### Exercise description
Skip all pictures. Set down only the lines starting at the line containing "Read out every word on this page." and running to the end of the listing.
========================================
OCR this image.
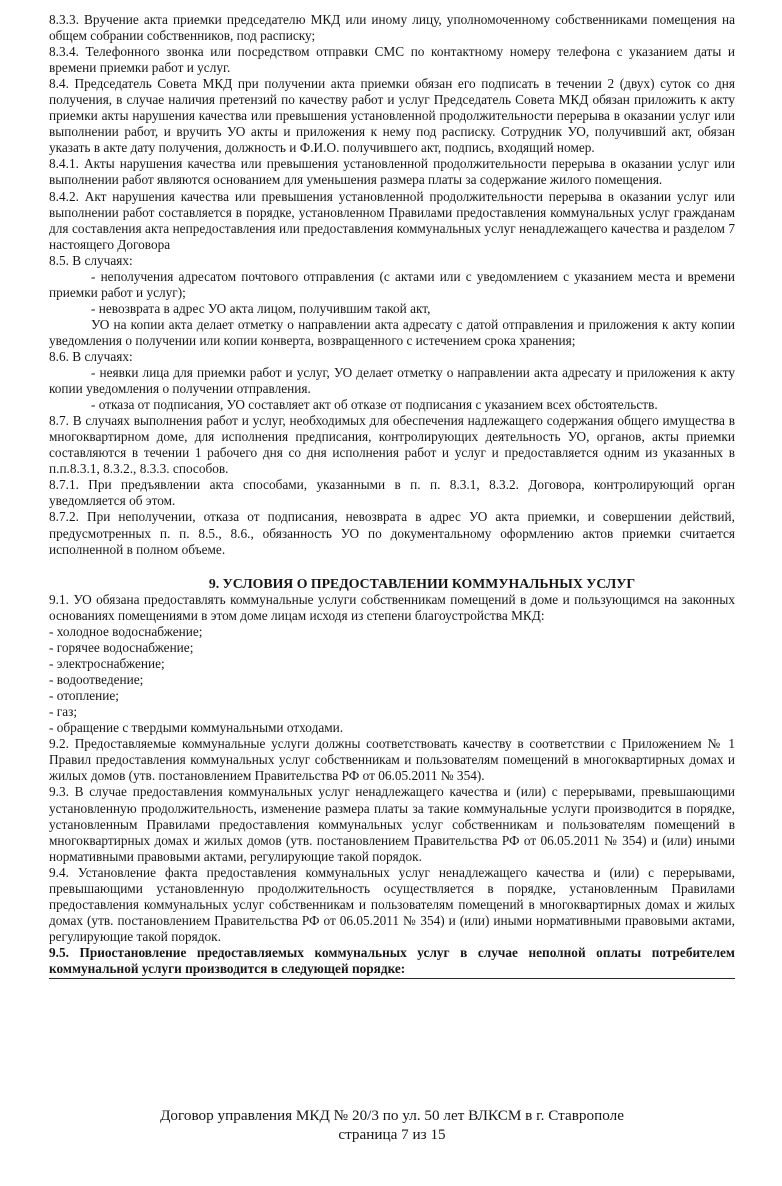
8.3.3. Вручение акта приемки председателю МКД или иному лицу, уполномоченному собственниками помещения на общем собрании собственников, под расписку;

8.3.4. Телефонного звонка или посредством отправки СМС по контактному номеру телефона с указанием даты и времени приемки работ и услуг.

8.4. Председатель Совета МКД при получении акта приемки обязан его подписать в течении 2 (двух) суток со дня получения, в случае наличия претензий по качеству работ и услуг Председатель Совета МКД обязан приложить к акту приемки акты нарушения качества или превышения установленной продолжительности перерыва в оказании услуг или выполнении работ, и вручить УО акты и приложения к нему под расписку. Сотрудник УО, получивший акт, обязан указать в акте дату получения, должность и Ф.И.О. получившего акт, подпись, входящий номер.

8.4.1. Акты нарушения качества или превышения установленной продолжительности перерыва в оказании услуг или выполнении работ являются основанием для уменьшения размера платы за содержание жилого помещения.

8.4.2. Акт нарушения качества или превышения установленной продолжительности перерыва в оказании услуг или выполнении работ составляется в порядке, установленном Правилами предоставления коммунальных услуг гражданам для составления акта непредоставления или предоставления коммунальных услуг ненадлежащего качества и разделом 7 настоящего Договора

8.5. В случаях:

- неполучения адресатом почтового отправления (с актами или с уведомлением с указанием места и времени приемки работ и услуг);

- невозврата в адрес УО акта лицом, получившим такой акт,

УО на копии акта делает отметку о направлении акта адресату с датой отправления и приложения к акту копии уведомления о получении или копии конверта, возвращенного с истечением срока хранения;

8.6. В случаях:

- неявки лица для приемки работ и услуг, УО делает отметку о направлении акта адресату и приложения к акту копии уведомления о получении отправления.

- отказа от подписания, УО составляет акт об отказе от подписания с указанием всех обстоятельств.

8.7. В случаях выполнения работ и услуг, необходимых для обеспечения надлежащего содержания общего имущества в многоквартирном доме, для исполнения предписания, контролирующих деятельность УО, органов, акты приемки составляются в течении 1 рабочего дня со дня исполнения работ и услуг и предоставляется одним из указанных в п.п.8.3.1, 8.3.2., 8.3.3. способов.

8.7.1. При предъявлении акта способами, указанными в п. п. 8.3.1, 8.3.2. Договора, контролирующий орган уведомляется об этом.

8.7.2. При неполучении, отказа от подписания, невозврата в адрес УО акта приемки, и совершении действий, предусмотренных п. п. 8.5., 8.6., обязанность УО по документальному оформлению актов приемки считается исполненной в полном объеме.

9. УСЛОВИЯ О ПРЕДОСТАВЛЕНИИ КОММУНАЛЬНЫХ УСЛУГ

9.1. УО обязана предоставлять коммунальные услуги собственникам помещений в доме и пользующимся на законных основаниях помещениями в этом доме лицам исходя из степени благоустройства МКД:

- холодное водоснабжение;

- горячее водоснабжение;

- электроснабжение;

- водоотведение;

- отопление;

- газ;

- обращение с твердыми коммунальными отходами.

9.2. Предоставляемые коммунальные услуги должны соответствовать качеству в соответствии с Приложением № 1 Правил предоставления коммунальных услуг собственникам и пользователям помещений в многоквартирных домах и жилых домов (утв. постановлением Правительства РФ от 06.05.2011 № 354).

9.3. В случае предоставления коммунальных услуг ненадлежащего качества и (или) с перерывами, превышающими установленную продолжительность, изменение размера платы за такие коммунальные услуги производится в порядке, установленным Правилами предоставления коммунальных услуг собственникам и пользователям помещений в многоквартирных домах и жилых домов (утв. постановлением Правительства РФ от 06.05.2011 № 354) и (или) иными нормативными правовыми актами, регулирующие такой порядок.

9.4. Установление факта предоставления коммунальных услуг ненадлежащего качества и (или) с перерывами, превышающими установленную продолжительность осуществляется в порядке, установленным Правилами предоставления коммунальных услуг собственникам и пользователям помещений в многоквартирных домах и жилых домах (утв. постановлением Правительства РФ от 06.05.2011 № 354) и (или) иными нормативными правовыми актами, регулирующие такой порядок.

9.5. Приостановление предоставляемых коммунальных услуг в случае неполной оплаты потребителем коммунальной услуги производится в следующей порядке:

Договор управления МКД № 20/3 по ул. 50 лет ВЛКСМ в г. Ставрополе
страница 7 из 15
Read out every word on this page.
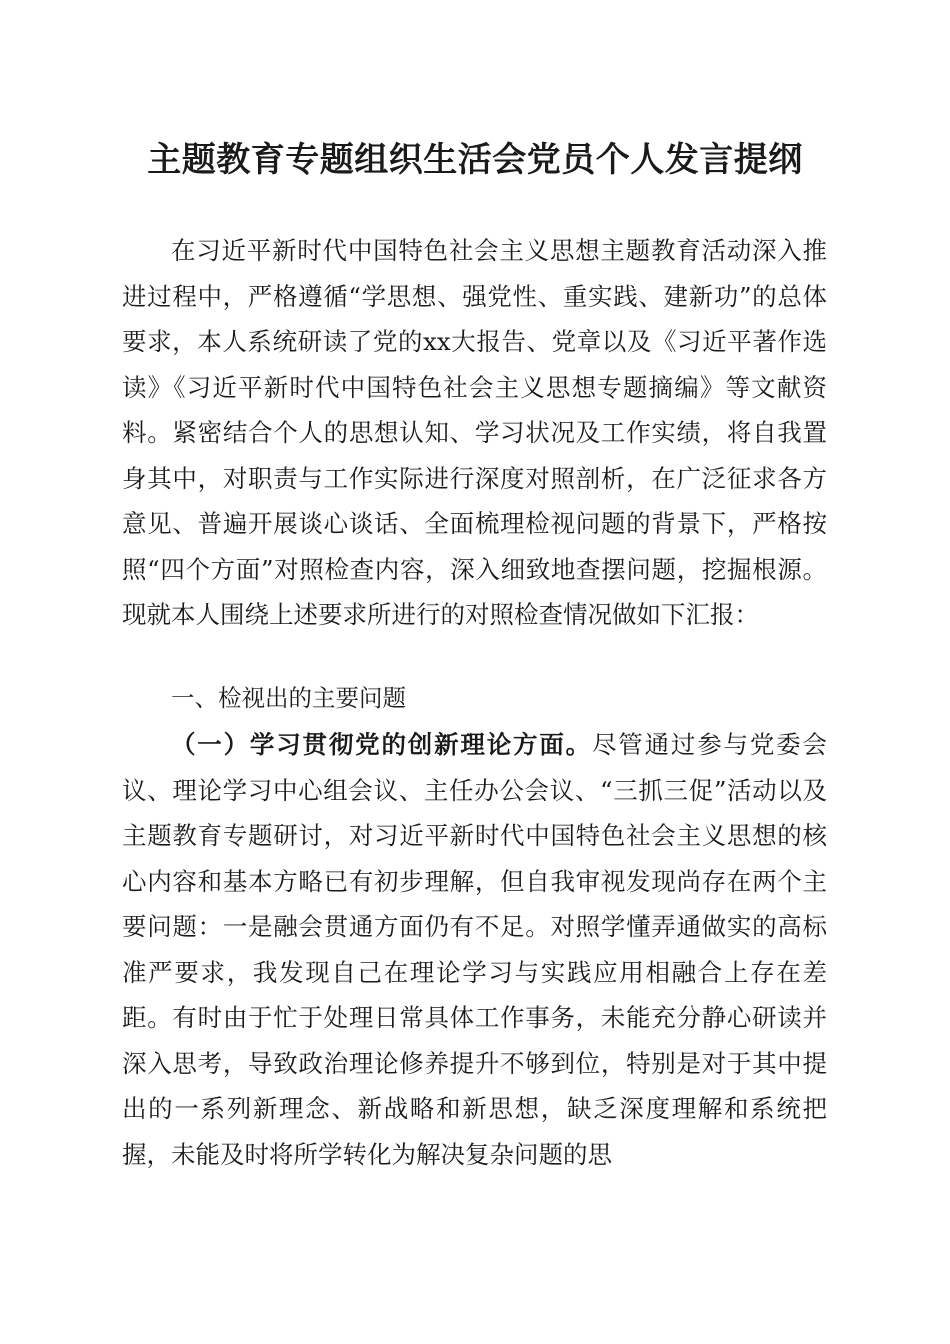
主题教育专题组织生活会党员个人发言提纲

在习近平新时代中国特色社会主义思想主题教育活动深入推进过程中，严格遵循“学思想、强党性、重实践、建新功”的总体要求，本人系统研读了党的xx大报告、党章以及《习近平著作选读》《习近平新时代中国特色社会主义思想专题摘编》等文献资料。紧密结合个人的思想认知、学习状况及工作实绩，将自我置身其中，对职责与工作实际进行深度对照剖析，在广泛征求各方意见、普遍开展谈心谈话、全面梳理检视问题的背景下，严格按照“四个方面”对照检查内容，深入细致地查摆问题，挖掘根源。现就本人围绕上述要求所进行的对照检查情况做如下汇报：

一、检视出的主要问题

（一）学习贯彻党的创新理论方面。尽管通过参与党委会议、理论学习中心组会议、主任办公会议、“三抓三促”活动以及主题教育专题研讨，对习近平新时代中国特色社会主义思想的核心内容和基本方略已有初步理解，但自我审视发现尚存在两个主要问题：一是融会贯通方面仍有不足。对照学懂弄通做实的高标准严要求，我发现自己在理论学习与实践应用相融合上存在差距。有时由于忙于处理日常具体工作事务，未能充分静心研读并深入思考，导致政治理论修养提升不够到位，特别是对于其中提出的一系列新理念、新战略和新思想，缺乏深度理解和系统把握，未能及时将所学转化为解决复杂问题的思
========================================
### Solution for this task
Read out every word on this page.
主题教育专题组织生活会党员个人发言提纲

在习近平新时代中国特色社会主义思想主题教育活动深入推进过程中，严格遵循“学思想、强党性、重实践、建新功”的总体要求，本人系统研读了党的xx大报告、党章以及《习近平著作选读》《习近平新时代中国特色社会主义思想专题摘编》等文献资料。紧密结合个人的思想认知、学习状况及工作实绩，将自我置身其中，对职责与工作实际进行深度对照剖析，在广泛征求各方意见、普遍开展谈心谈话、全面梳理检视问题的背景下，严格按照“四个方面”对照检查内容，深入细致地查摆问题，挖掘根源。现就本人围绕上述要求所进行的对照检查情况做如下汇报：

一、检视出的主要问题

（一）学习贯彻党的创新理论方面。尽管通过参与党委会议、理论学习中心组会议、主任办公会议、“三抓三促”活动以及主题教育专题研讨，对习近平新时代中国特色社会主义思想的核心内容和基本方略已有初步理解，但自我审视发现尚存在两个主要问题：一是融会贯通方面仍有不足。对照学懂弄通做实的高标准严要求，我发现自己在理论学习与实践应用相融合上存在差距。有时由于忙于处理日常具体工作事务，未能充分静心研读并深入思考，导致政治理论修养提升不够到位，特别是对于其中提出的一系列新理念、新战略和新思想，缺乏深度理解和系统把握，未能及时将所学转化为解决复杂问题的思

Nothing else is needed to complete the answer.